**BRANO SCELTO**

+--

Chapter 28: Of the Punishment of Death - Della pena di morte
Questa inutile prodigalità di supplicii, che non ha mai resi
migliori gli uomini, mi ha
spinto ad esaminare se la morte sia veramente utile e giusta in un governo
bene organizzato. Qual
può essere il diritto che si attribuiscono gli uomini di trucidare i
loro simili? Non certamente
quello da cui risulta la sovranità e le leggi. Esse non sono che una
somma di minime
porzioni della privata libertà di ciascuno; esse rappresentano la
volontà generale,
che è l'aggregato delle particolari. Chi è mai colui che
abbia voluto lasciare ad
altri uomini l'arbitrio di ucciderlo? Come mai nel minimo sacrificio della
libertà di
ciascuno vi può essere quello del massimo tra tutti i beni, la vita?
E se ciò fu fatto, come si
accorda un tal principio coll'altro, che l'uomo non è padrone di
uccidersi, e doveva
esserlo se ha potuto dare altrui questo diritto o alla società
intera?

+--

**RICHIESTA SCRITTA 1**
Risponda alle seguenti domande sul brano sulla pena di morte:
(a) Che cosa, secondo il brano, non ha mai reso migliori gli uomini?
(b) Di che cosa sono somma le leggi?
(c) Quale bene viene indicato come il massimo tra tutti?

+--

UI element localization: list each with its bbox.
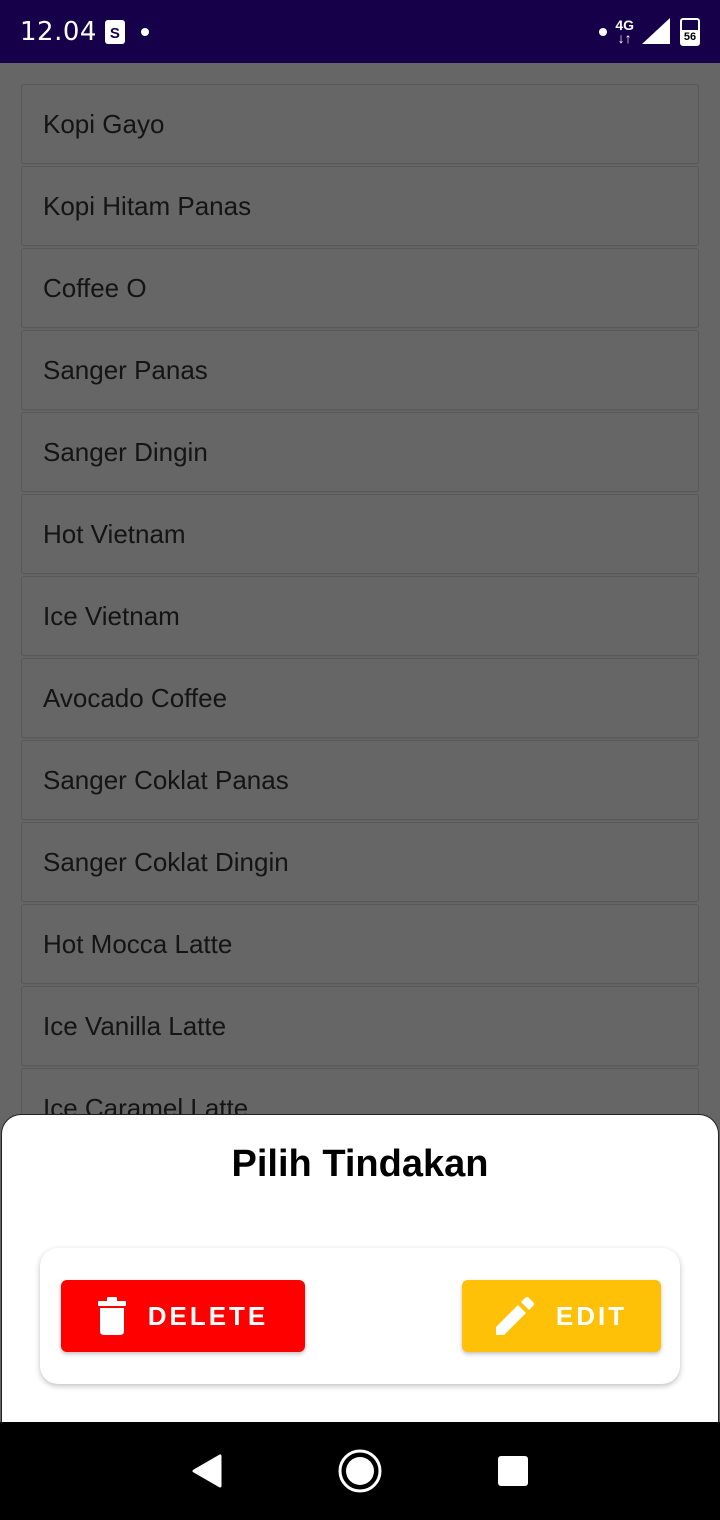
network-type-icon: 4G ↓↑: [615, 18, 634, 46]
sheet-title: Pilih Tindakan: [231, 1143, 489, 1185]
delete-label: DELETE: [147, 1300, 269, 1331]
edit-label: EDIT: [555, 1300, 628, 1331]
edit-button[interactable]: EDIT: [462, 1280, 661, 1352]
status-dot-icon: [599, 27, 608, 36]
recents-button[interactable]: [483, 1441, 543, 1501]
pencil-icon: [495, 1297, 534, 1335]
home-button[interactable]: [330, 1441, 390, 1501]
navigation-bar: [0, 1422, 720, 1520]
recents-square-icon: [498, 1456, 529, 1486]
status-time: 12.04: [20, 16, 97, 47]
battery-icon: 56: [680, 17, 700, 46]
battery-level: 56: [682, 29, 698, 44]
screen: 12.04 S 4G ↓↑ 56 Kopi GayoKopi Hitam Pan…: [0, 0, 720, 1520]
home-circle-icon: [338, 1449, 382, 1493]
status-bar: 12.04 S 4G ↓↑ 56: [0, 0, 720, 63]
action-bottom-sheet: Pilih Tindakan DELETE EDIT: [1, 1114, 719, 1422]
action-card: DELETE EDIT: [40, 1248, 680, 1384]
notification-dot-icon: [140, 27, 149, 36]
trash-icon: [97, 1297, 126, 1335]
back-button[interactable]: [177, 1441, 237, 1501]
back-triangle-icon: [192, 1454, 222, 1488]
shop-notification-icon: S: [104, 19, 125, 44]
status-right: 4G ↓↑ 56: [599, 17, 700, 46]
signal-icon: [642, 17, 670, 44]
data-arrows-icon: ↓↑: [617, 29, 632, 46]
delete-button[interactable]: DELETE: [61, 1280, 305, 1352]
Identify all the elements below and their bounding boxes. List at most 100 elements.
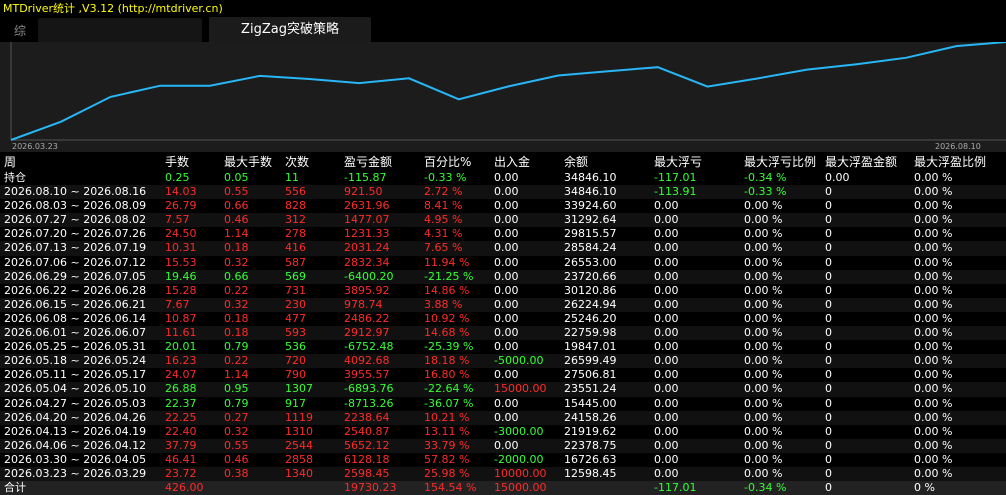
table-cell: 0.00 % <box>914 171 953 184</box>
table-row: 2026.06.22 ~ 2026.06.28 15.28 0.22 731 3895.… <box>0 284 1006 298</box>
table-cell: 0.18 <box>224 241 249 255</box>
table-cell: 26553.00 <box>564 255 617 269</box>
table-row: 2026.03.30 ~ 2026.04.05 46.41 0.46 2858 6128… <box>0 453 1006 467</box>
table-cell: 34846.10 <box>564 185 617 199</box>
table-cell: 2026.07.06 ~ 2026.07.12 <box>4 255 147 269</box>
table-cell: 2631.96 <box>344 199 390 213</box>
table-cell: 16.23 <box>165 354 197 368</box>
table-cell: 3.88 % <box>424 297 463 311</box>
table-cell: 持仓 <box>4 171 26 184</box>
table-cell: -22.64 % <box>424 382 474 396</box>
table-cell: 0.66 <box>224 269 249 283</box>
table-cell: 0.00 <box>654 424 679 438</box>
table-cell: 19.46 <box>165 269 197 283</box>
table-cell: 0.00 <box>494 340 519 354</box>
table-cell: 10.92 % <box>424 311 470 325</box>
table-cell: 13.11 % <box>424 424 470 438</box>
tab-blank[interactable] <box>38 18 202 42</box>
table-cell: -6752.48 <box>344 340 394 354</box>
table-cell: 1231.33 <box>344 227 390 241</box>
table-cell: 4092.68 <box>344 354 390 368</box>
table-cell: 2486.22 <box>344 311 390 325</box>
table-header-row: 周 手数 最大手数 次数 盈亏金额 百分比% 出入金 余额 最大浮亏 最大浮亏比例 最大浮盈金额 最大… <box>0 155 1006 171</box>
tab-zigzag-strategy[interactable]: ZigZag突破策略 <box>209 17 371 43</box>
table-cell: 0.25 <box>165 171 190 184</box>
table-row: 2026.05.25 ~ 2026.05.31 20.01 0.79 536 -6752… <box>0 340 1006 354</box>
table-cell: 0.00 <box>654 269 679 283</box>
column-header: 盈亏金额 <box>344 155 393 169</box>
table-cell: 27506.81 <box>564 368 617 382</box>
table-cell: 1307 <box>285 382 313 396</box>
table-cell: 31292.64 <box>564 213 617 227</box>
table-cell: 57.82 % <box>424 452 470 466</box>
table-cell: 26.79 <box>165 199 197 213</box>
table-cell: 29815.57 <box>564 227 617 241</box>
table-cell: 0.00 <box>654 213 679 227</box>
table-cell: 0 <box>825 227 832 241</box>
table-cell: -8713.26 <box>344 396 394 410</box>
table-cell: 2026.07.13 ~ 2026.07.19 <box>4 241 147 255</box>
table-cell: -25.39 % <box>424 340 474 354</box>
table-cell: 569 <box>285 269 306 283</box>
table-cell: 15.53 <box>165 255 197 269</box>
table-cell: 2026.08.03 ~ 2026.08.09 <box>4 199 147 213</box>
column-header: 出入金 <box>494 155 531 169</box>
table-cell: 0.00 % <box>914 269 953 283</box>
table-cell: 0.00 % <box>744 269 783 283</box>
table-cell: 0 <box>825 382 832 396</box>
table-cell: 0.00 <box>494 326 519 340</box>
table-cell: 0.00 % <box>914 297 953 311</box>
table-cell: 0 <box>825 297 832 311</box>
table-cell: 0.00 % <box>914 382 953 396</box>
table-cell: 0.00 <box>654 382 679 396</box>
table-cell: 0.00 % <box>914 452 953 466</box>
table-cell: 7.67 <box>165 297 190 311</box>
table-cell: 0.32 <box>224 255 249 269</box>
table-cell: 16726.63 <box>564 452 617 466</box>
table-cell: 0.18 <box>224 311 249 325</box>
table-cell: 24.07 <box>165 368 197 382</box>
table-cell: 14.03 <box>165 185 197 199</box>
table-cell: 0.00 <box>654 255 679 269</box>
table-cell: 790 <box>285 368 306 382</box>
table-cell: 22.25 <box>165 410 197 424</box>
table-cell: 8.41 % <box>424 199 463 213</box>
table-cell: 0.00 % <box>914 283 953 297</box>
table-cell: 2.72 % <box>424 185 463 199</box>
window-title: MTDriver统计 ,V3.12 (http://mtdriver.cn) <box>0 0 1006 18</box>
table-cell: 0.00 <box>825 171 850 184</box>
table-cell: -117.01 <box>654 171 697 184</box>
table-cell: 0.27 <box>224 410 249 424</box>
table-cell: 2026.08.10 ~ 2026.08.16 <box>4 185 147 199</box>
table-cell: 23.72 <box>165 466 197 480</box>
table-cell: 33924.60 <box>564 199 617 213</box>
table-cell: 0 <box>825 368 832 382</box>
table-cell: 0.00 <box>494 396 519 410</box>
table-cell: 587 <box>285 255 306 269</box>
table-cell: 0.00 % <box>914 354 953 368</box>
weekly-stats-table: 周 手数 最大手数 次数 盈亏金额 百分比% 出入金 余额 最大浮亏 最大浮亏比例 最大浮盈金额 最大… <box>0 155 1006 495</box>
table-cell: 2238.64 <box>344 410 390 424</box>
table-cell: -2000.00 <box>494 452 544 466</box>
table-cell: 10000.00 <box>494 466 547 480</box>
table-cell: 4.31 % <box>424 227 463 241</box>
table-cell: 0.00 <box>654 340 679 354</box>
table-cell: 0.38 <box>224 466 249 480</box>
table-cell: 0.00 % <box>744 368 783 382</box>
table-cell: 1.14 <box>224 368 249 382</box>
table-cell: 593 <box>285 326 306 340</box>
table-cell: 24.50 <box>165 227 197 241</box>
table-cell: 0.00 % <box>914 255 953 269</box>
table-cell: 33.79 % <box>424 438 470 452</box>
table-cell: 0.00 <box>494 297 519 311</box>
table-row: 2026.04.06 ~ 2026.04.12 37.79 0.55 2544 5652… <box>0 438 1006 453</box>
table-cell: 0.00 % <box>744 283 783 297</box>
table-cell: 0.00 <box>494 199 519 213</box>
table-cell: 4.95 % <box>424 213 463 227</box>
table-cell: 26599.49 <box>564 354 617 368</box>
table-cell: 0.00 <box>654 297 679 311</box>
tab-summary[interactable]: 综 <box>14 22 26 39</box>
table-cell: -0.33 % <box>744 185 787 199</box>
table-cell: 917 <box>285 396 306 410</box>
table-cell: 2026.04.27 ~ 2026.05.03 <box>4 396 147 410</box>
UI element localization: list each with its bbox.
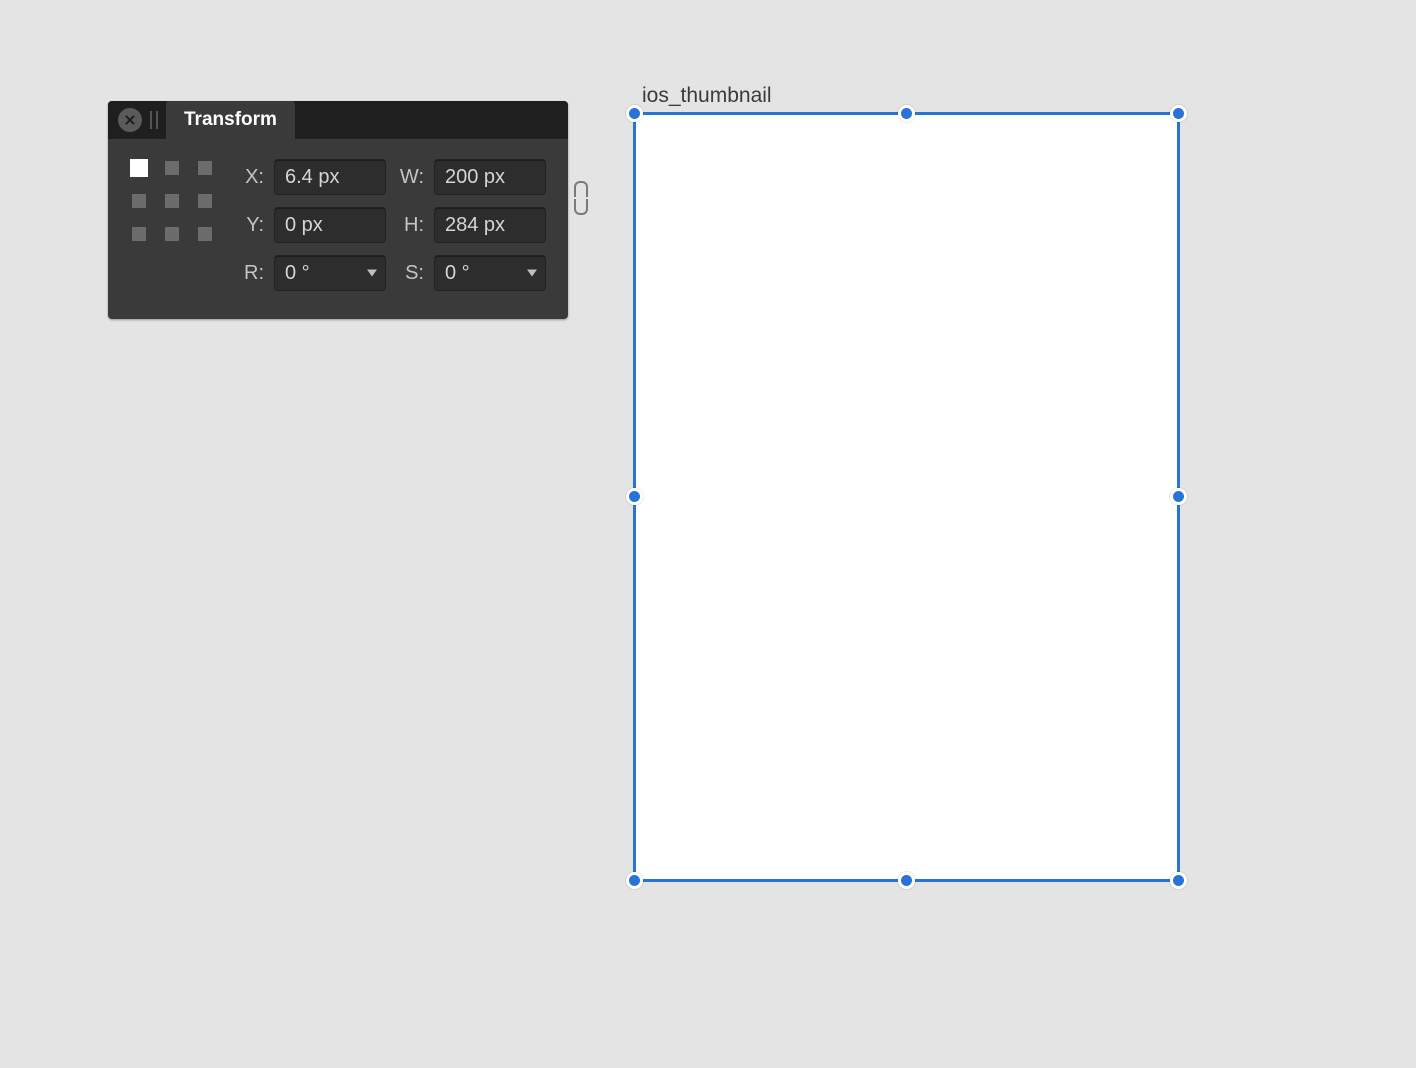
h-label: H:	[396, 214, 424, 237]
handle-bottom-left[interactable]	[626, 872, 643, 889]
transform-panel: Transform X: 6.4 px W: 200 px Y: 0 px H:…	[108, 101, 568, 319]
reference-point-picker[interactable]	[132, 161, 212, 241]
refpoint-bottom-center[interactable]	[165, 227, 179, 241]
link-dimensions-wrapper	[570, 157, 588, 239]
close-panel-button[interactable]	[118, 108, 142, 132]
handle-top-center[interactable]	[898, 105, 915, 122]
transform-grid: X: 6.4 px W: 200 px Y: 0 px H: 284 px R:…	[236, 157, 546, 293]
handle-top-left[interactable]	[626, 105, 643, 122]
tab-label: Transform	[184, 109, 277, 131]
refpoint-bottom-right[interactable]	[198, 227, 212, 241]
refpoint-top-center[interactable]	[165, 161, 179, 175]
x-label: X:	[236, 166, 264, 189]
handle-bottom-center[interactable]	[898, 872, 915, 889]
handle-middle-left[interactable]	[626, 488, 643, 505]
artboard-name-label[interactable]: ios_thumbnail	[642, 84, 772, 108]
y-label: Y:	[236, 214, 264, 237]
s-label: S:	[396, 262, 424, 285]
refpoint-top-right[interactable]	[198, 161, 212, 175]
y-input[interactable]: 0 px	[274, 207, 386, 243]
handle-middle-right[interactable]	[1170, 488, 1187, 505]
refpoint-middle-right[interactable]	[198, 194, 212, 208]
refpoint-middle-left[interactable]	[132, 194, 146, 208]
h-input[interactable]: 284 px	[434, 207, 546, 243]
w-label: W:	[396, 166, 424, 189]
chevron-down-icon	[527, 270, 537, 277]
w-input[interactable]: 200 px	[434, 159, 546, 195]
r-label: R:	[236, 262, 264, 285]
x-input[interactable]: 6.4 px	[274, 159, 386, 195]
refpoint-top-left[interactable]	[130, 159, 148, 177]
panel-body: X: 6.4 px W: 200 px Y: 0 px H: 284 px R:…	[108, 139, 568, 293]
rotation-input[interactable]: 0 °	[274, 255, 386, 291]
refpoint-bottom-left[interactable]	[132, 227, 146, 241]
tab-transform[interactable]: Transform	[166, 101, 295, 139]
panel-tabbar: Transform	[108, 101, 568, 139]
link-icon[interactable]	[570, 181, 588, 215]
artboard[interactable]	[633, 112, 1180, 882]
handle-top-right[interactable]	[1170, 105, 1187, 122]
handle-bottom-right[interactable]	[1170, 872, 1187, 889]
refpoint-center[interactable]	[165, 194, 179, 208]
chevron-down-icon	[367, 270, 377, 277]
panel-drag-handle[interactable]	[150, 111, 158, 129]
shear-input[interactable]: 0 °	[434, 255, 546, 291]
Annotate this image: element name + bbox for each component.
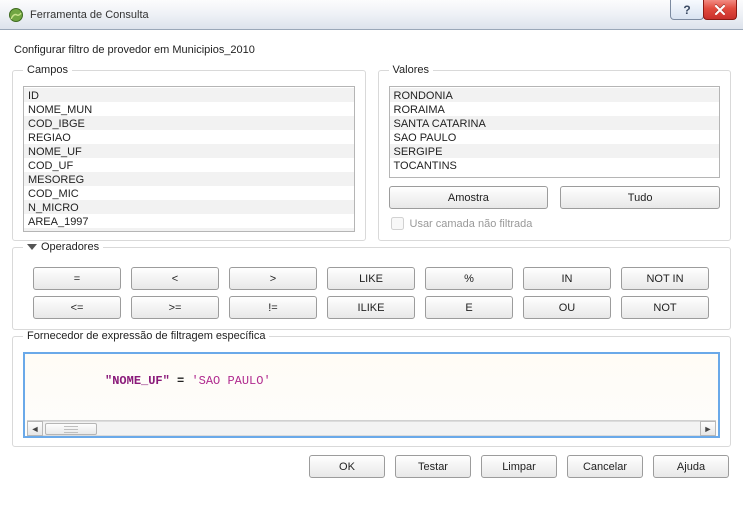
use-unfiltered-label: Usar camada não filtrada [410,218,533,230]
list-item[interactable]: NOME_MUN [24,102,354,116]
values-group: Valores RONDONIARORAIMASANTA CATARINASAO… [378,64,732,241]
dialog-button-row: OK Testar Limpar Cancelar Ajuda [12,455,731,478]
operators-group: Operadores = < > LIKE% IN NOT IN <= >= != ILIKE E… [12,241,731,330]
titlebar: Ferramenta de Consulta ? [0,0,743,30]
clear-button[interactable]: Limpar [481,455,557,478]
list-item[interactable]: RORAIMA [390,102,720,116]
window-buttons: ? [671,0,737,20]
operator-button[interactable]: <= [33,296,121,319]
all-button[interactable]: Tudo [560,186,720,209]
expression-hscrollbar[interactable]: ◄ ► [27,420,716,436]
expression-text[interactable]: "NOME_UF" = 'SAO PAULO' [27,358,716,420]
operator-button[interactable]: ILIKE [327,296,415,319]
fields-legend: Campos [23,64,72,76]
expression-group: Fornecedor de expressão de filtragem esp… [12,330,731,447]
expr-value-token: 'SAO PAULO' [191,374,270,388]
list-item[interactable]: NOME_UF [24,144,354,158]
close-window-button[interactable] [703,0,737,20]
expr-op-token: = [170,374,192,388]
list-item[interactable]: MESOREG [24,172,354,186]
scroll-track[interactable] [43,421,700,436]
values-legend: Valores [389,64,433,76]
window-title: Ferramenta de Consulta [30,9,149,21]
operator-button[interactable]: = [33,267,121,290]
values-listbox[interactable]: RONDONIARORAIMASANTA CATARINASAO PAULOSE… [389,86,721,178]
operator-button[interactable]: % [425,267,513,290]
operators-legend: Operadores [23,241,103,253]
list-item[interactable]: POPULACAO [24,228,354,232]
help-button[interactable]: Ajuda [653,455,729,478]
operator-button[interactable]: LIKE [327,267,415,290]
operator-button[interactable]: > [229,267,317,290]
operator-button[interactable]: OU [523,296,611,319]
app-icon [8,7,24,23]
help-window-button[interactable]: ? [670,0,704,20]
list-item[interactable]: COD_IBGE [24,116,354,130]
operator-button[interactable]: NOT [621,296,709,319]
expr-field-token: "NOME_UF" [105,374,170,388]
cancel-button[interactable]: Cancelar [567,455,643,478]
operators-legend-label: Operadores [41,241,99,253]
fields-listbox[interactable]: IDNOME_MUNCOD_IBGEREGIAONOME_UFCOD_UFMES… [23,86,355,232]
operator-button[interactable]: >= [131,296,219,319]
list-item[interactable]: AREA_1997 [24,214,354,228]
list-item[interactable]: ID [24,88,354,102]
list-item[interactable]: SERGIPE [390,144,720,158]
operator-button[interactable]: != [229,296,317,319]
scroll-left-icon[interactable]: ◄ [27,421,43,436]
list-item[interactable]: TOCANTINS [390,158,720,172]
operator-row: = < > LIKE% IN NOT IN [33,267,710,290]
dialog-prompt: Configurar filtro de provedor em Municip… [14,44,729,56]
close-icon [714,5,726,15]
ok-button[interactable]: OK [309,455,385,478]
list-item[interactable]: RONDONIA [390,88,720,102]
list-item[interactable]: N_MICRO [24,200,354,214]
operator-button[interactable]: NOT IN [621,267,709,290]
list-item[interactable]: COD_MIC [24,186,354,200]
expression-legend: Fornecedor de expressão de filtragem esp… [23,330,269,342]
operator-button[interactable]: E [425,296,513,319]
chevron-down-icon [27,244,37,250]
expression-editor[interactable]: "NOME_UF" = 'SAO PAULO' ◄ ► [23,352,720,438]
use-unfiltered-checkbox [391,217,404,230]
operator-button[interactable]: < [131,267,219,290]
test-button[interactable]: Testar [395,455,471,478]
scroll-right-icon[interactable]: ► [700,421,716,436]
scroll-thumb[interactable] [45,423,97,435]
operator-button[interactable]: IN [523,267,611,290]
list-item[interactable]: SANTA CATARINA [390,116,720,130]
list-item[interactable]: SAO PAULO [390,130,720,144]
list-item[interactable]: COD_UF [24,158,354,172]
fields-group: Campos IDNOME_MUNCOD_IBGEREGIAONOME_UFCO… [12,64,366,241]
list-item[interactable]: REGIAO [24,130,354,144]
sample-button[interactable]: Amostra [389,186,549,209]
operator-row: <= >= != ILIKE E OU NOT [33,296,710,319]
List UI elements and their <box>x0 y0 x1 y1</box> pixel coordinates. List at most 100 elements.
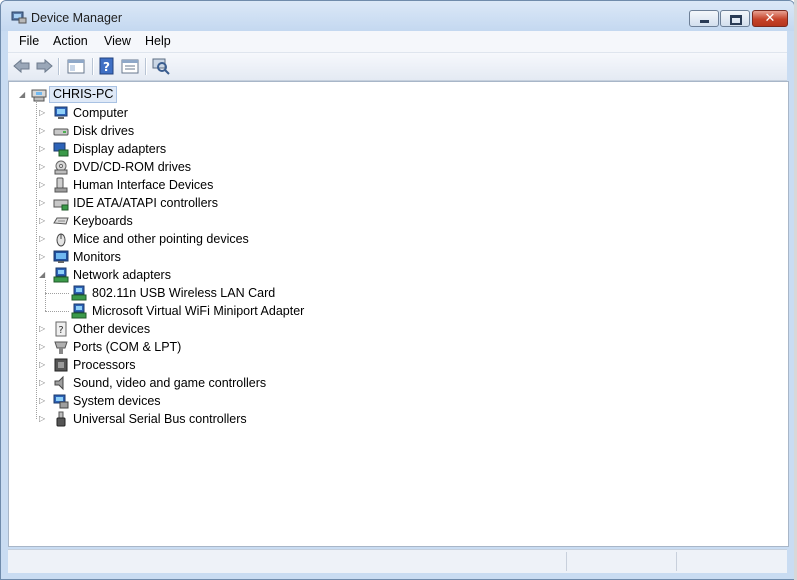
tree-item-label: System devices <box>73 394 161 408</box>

+--

**RICHIESTA SCRITTA 2**
Estragga dai record, senza alcuna modifica, la parte che si apre con la riga contenente "network-type-icon: 4G ↓↑: [615, 18, 634, 46]" e si chiude con quella contenente "Identify all the", entrambe incluse.

**SOLUZIONE DELL'ESERCIZIO 1**
(a) Questa inutile prodigalità di supplicii.
(b) Di minime porzioni della privata libertà di ciascuno.
(c) La vita.

**SOLUZIONE DELL'ESERCIZIO 2**
network-type-icon: 4G ↓↑: [615, 18, 634, 46]
sheet-title: Pilih Tindakan: [231, 1143, 489, 1185]
delete-label: DELETE: [147, 1300, 269, 1331]
edit-label: EDIT: [555, 1300, 628, 1331]
edit-button[interactable]: EDIT: [462, 1280, 661, 1352]
status-dot-icon: [599, 27, 608, 36]
recents-button[interactable]: [483, 1441, 543, 1501]
pencil-icon: [495, 1297, 534, 1335]
home-button[interactable]: [330, 1441, 390, 1501]
navigation-bar: [0, 1422, 720, 1520]
recents-square-icon: [498, 1456, 529, 1486]
status-time: 12.04: [20, 16, 97, 47]
battery-icon: 56: [680, 17, 700, 46]
battery-level: 56: [682, 29, 698, 44]
screen: 12.04 S 4G ↓↑ 56 Kopi GayoKopi Hitam Pan…: [0, 0, 720, 1520]
home-circle-icon: [338, 1449, 382, 1493]
status-bar: 12.04 S 4G ↓↑ 56: [0, 0, 720, 63]
action-bottom-sheet: Pilih Tindakan DELETE EDIT: [1, 1114, 719, 1422]
action-card: DELETE EDIT: [40, 1248, 680, 1384]
notification-dot-icon: [140, 27, 149, 36]
trash-icon: [97, 1297, 126, 1335]
back-button[interactable]: [177, 1441, 237, 1501]
back-triangle-icon: [192, 1454, 222, 1488]
shop-notification-icon: S: [104, 19, 125, 44]
status-right: 4G ↓↑ 56: [599, 17, 700, 46]
signal-icon: [642, 17, 670, 44]
data-arrows-icon: ↓↑: [617, 29, 632, 46]
delete-button[interactable]: DELETE: [61, 1280, 305, 1352]
Identify all the elements below and their bounding boxes. List at most 100 elements.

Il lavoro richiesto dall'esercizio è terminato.